Start DATA FOR THE TASK

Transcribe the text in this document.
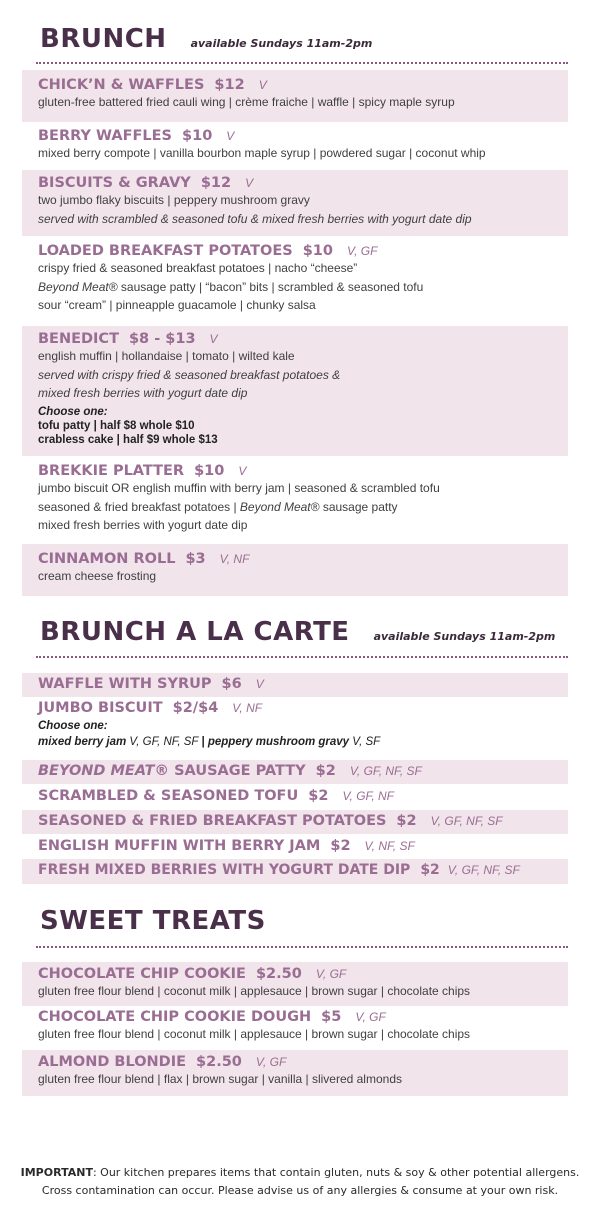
BRUNCH available Sundays 11am-2pm
CHICK’N & WAFFLES $12 V
gluten-free battered fried cauli wing | crème fraiche | waffle | spicy maple syrup
BERRY WAFFLES $10 V
mixed berry compote | vanilla bourbon maple syrup | powdered sugar | coconut whip
BISCUITS & GRAVY $12 V
two jumbo flaky biscuits | peppery mushroom gravy
served with scrambled & seasoned tofu & mixed fresh berries with yogurt date dip
LOADED BREAKFAST POTATOES $10 V, GF
crispy fried & seasoned breakfast potatoes | nacho “cheese”
Beyond Meat® sausage patty | “bacon” bits | scrambled & seasoned tofu
sour “cream” | pinneapple guacamole | chunky salsa
BENEDICT $8 - $13 V
english muffin | hollandaise | tomato | wilted kale
served with crispy fried & seasoned breakfast potatoes &
mixed fresh berries with yogurt date dip
Choose one:
tofu patty | half $8 whole $10
crabless cake | half $9 whole $13
BREKKIE PLATTER $10 V
jumbo biscuit OR english muffin with berry jam | seasoned & scrambled tofu
seasoned & fried breakfast potatoes | Beyond Meat® sausage patty
mixed fresh berries with yogurt date dip
CINNAMON ROLL $3 V, NF
cream cheese frosting
BRUNCH A LA CARTE available Sundays 11am-2pm
WAFFLE WITH SYRUP $6 V
JUMBO BISCUIT $2/$4 V, NF
Choose one:
mixed berry jam V, GF, NF, SF | peppery mushroom gravy V, SF
BEYOND MEAT® SAUSAGE PATTY $2 V, GF, NF, SF
SCRAMBLED & SEASONED TOFU $2 V, GF, NF
SEASONED & FRIED BREAKFAST POTATOES $2 V, GF, NF, SF
ENGLISH MUFFIN WITH BERRY JAM $2 V, NF, SF
FRESH MIXED BERRIES WITH YOGURT DATE DIP $2 V, GF, NF, SF
SWEET TREATS
CHOCOLATE CHIP COOKIE $2.50 V, GF
gluten free flour blend | coconut milk | applesauce | brown sugar | chocolate chips
CHOCOLATE CHIP COOKIE DOUGH $5 V, GF
gluten free flour blend | coconut milk | applesauce | brown sugar | chocolate chips
ALMOND BLONDIE $2.50 V, GF
gluten free flour blend | flax | brown sugar | vanilla | slivered almonds
IMPORTANT: Our kitchen prepares items that contain gluten, nuts & soy & other potential allergens.
Cross contamination can occur. Please advise us of any allergies & consume at your own risk.
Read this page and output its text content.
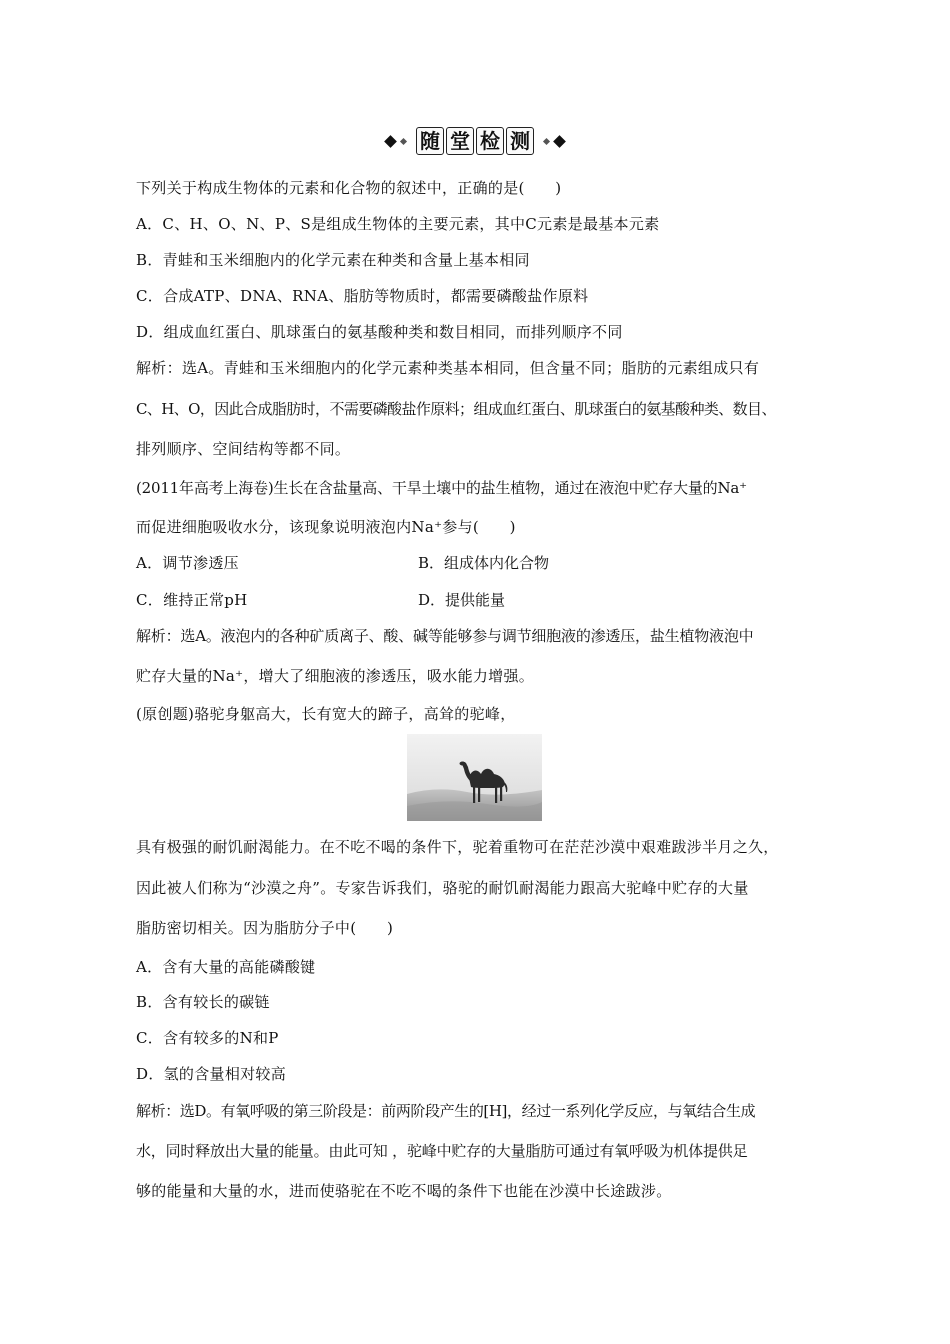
随 堂 检 测
下列关于构成生物体的元素和化合物的叙述中，正确的是(　　)
A．C、H、O、N、P、S是组成生物体的主要元素，其中C元素是最基本元素
B．青蛙和玉米细胞内的化学元素在种类和含量上基本相同
C．合成ATP、DNA、RNA、脂肪等物质时，都需要磷酸盐作原料
D．组成血红蛋白、肌球蛋白的氨基酸种类和数目相同，而排列顺序不同
解析：选A。青蛙和玉米细胞内的化学元素种类基本相同，但含量不同；脂肪的元素组成只有
C、H、O，因此合成脂肪时，不需要磷酸盐作原料；组成血红蛋白、肌球蛋白的氨基酸种类、数目、
排列顺序、空间结构等都不同。
(2011年高考上海卷)生长在含盐量高、干旱土壤中的盐生植物，通过在液泡中贮存大量的Na⁺
而促进细胞吸收水分，该现象说明液泡内Na⁺参与(　　)
A．调节渗透压	B．组成体内化合物
C．维持正常pH	D．提供能量
解析：选A。液泡内的各种矿质离子、酸、碱等能够参与调节细胞液的渗透压，盐生植物液泡中
贮存大量的Na⁺，增大了细胞液的渗透压，吸水能力增强。
(原创题)骆驼身躯高大，长有宽大的蹄子，高耸的驼峰，
具有极强的耐饥耐渴能力。在不吃不喝的条件下，驼着重物可在茫茫沙漠中艰难跋涉半月之久，
因此被人们称为“沙漠之舟”。专家告诉我们，骆驼的耐饥耐渴能力跟高大驼峰中贮存的大量
脂肪密切相关。因为脂肪分子中(　　)
A．含有大量的高能磷酸键
B．含有较长的碳链
C．含有较多的N和P
D．氢的含量相对较高
解析：选D。有氧呼吸的第三阶段是：前两阶段产生的[H]，经过一系列化学反应，与氧结合生成
水，同时释放出大量的能量。由此可知 ，驼峰中贮存的大量脂肪可通过有氧呼吸为机体提供足
够的能量和大量的水，进而使骆驼在不吃不喝的条件下也能在沙漠中长途跋涉。
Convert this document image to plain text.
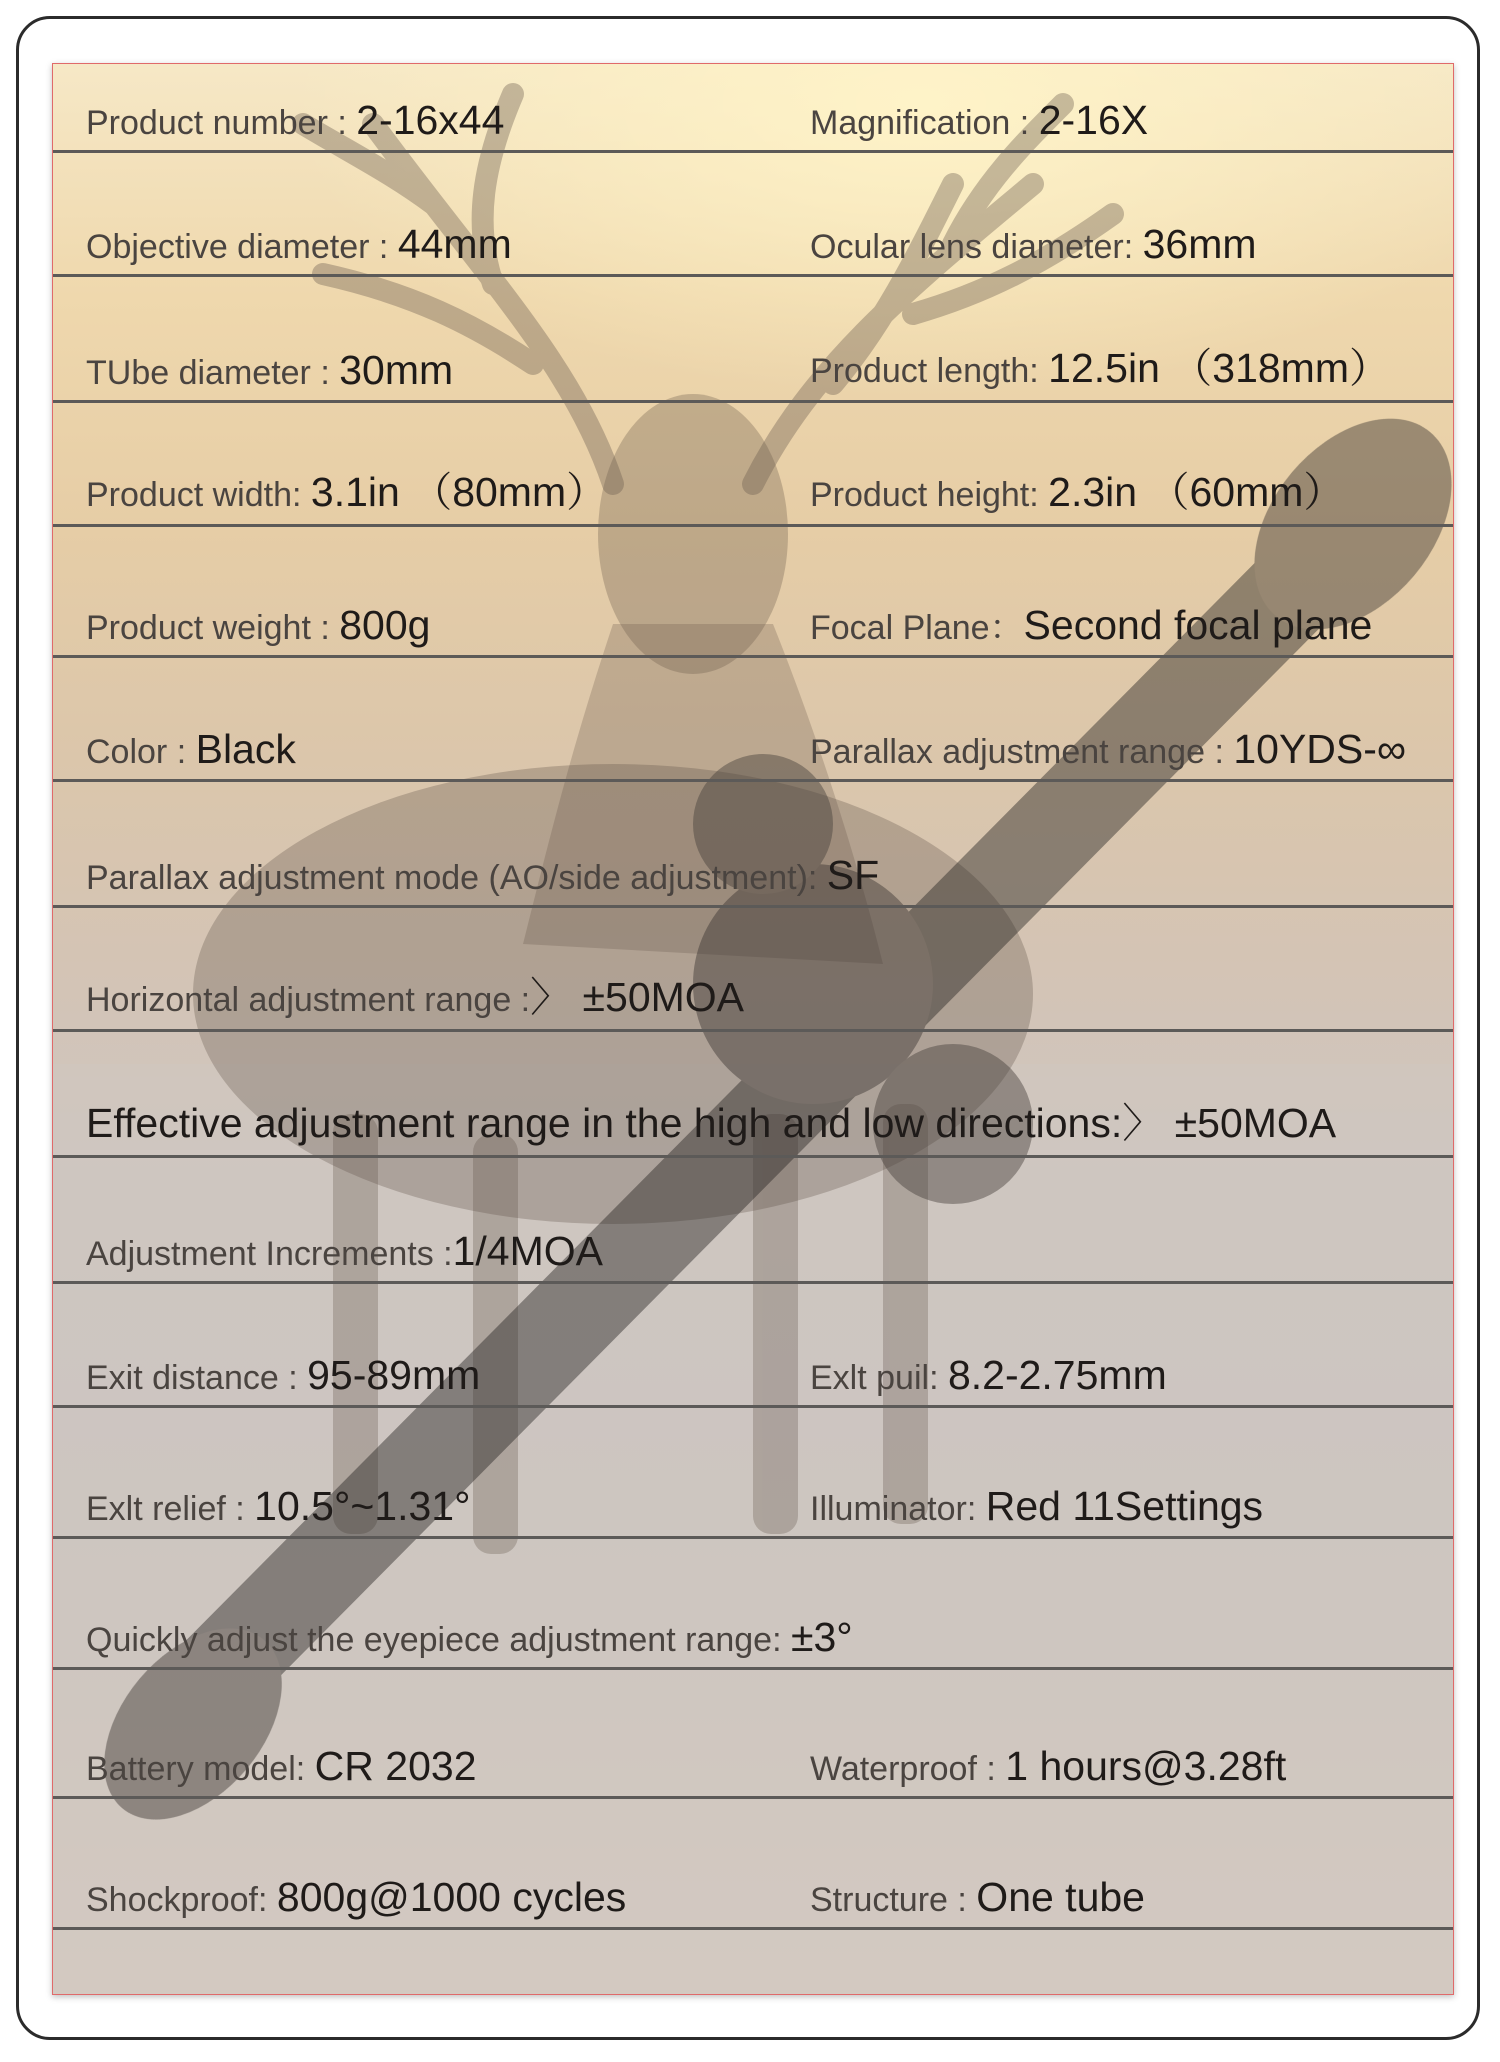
Product number : 2-16x44	Magnification : 2-16X
Objective diameter : 44mm	Ocular lens diameter: 36mm
TUbe diameter : 30mm	Product length: 12.5in （318mm）
Product width: 3.1in （80mm）	Product height: 2.3in （60mm）
Product weight : 800g	Focal Plane：Second focal plane
Color : Black	Parallax adjustment range : 10YDS-∞
Parallax adjustment mode (AO/side adjustment): SF
Horizontal adjustment range :〉 ±50MOA
Effective adjustment range in the high and low directions:〉 ±50MOA
Adjustment Increments :1/4MOA
Exit distance : 95-89mm	Exlt puil: 8.2-2.75mm
Exlt relief : 10.5°~1.31°	Illuminator: Red 11Settings
Quickly adjust the eyepiece adjustment range: ±3°
Battery model: CR 2032	Waterproof : 1 hours@3.28ft
Shockproof: 800g@1000 cycles	Structure : One tube
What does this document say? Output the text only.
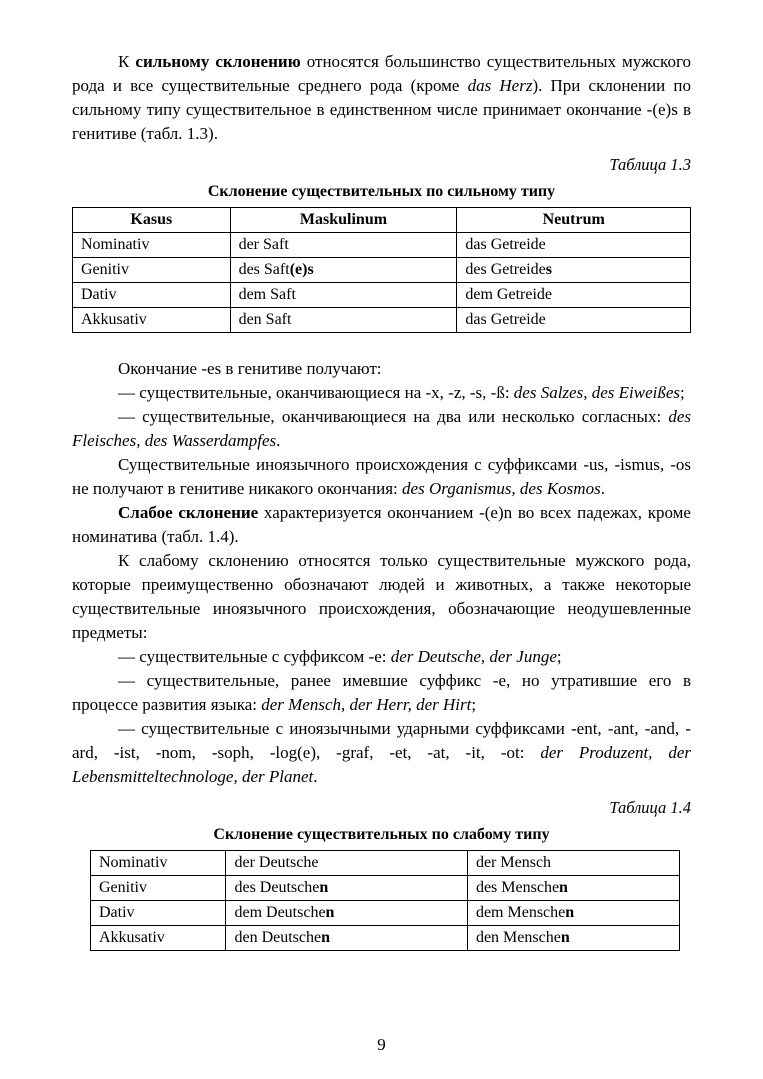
К сильному склонению относятся большинство существительных мужского рода и все существительные среднего рода (кроме das Herz). При склонении по сильному типу существительное в единственном числе принимает окончание -(e)s в генитиве (табл. 1.3).

Таблица 1.3
Склонение существительных по сильному типу
Kasus	Maskulinum	Neutrum
Nominativ	der Saft	das Getreide
Genitiv	des Saft(e)s	des Getreides
Dativ	dem Saft	dem Getreide
Akkusativ	den Saft	das Getreide

Окончание -es в генитиве получают:

— существительные, оканчивающиеся на -x, -z, -s, -ß: des Salzes, des Eiweißes;

— существительные, оканчивающиеся на два или несколько согласных: des Fleisches, des Wasserdampfes.

Существительные иноязычного происхождения с суффиксами -us, -ismus, -os не получают в генитиве никакого окончания: des Organismus, des Kosmos.

Слабое склонение характеризуется окончанием -(e)n во всех падежах, кроме номинатива (табл. 1.4).

К слабому склонению относятся только существительные мужского рода, которые преимущественно обозначают людей и животных, а также некоторые существительные иноязычного происхождения, обозначающие неодушевленные предметы:

— существительные с суффиксом -e: der Deutsche, der Junge;

— существительные, ранее имевшие суффикс -e, но утратившие его в процессе развития языка: der Mensch, der Herr, der Hirt;

— существительные с иноязычными ударными суффиксами -ent, -ant, -and, -ard, -ist, -nom, -soph, -log(e), -graf, -et, -at, -it, -ot: der Produzent, der Lebensmitteltechnologe, der Planet.

Таблица 1.4
Склонение существительных по слабому типу
Nominativ	der Deutsche	der Mensch
Genitiv	des Deutschen	des Menschen
Dativ	dem Deutschen	dem Menschen
Akkusativ	den Deutschen	den Menschen
9
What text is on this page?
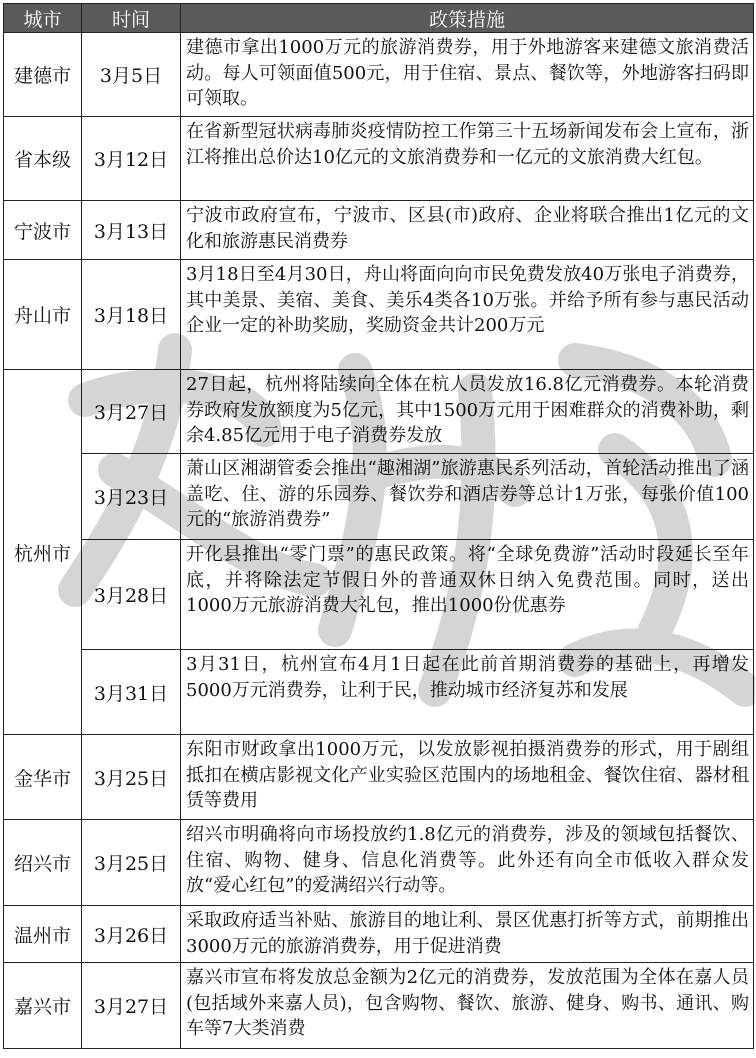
城市	时间	政策措施
建德市	3月5日	建德市拿出1000万元的旅游消费券，用于外地游客来建德文旅消费活动。每人可领面值500元，用于住宿、景点、餐饮等，外地游客扫码即可领取。
省本级	3月12日	在省新型冠状病毒肺炎疫情防控工作第三十五场新闻发布会上宣布，浙江将推出总价达10亿元的文旅消费券和一亿元的文旅消费大红包。
宁波市	3月13日	宁波市政府宣布，宁波市、区县(市)政府、企业将联合推出1亿元的文化和旅游惠民消费券
舟山市	3月18日	3月18日至4月30日，舟山将面向向市民免费发放40万张电子消费券，其中美景、美宿、美食、美乐4类各10万张。并给予所有参与惠民活动企业一定的补助奖励，奖励资金共计200万元
杭州市	3月27日	27日起，杭州将陆续向全体在杭人员发放16.8亿元消费券。本轮消费券政府发放额度为5亿元，其中1500万元用于困难群众的消费补助，剩余4.85亿元用于电子消费券发放
	3月23日	萧山区湘湖管委会推出“趣湘湖”旅游惠民系列活动，首轮活动推出了涵盖吃、住、游的乐园券、餐饮券和酒店券等总计1万张，每张价值100元的“旅游消费券”
	3月28日	开化县推出“零门票”的惠民政策。将“全球免费游”活动时段延长至年底，并将除法定节假日外的普通双休日纳入免费范围。同时，送出1000万元旅游消费大礼包，推出1000份优惠券
	3月31日	3月31日，杭州宣布4月1日起在此前首期消费券的基础上，再增发5000万元消费券，让利于民，推动城市经济复苏和发展
金华市	3月25日	东阳市财政拿出1000万元，以发放影视拍摄消费券的形式，用于剧组抵扣在横店影视文化产业实验区范围内的场地租金、餐饮住宿、器材租赁等费用
绍兴市	3月25日	绍兴市明确将向市场投放约1.8亿元的消费券，涉及的领域包括餐饮、住宿、购物、健身、信息化消费等。此外还有向全市低收入群众发放“爱心红包”的爱满绍兴行动等。
温州市	3月26日	采取政府适当补贴、旅游目的地让利、景区优惠打折等方式，前期推出3000万元的旅游消费券，用于促进消费
嘉兴市	3月27日	嘉兴市宣布将发放总金额为2亿元的消费券，发放范围为全体在嘉人员(包括域外来嘉人员)，包含购物、餐饮、旅游、健身、购书、通讯、购车等7大类消费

End DATA FOR THE TASK

Check every line of the data above for the string "maple", and copy those that have it.

gluten-free battered fried cauli wing | crème fraiche | waffle | spicy maple syrup
mixed berry compote | vanilla bourbon maple syrup | powdered sugar | coconut whip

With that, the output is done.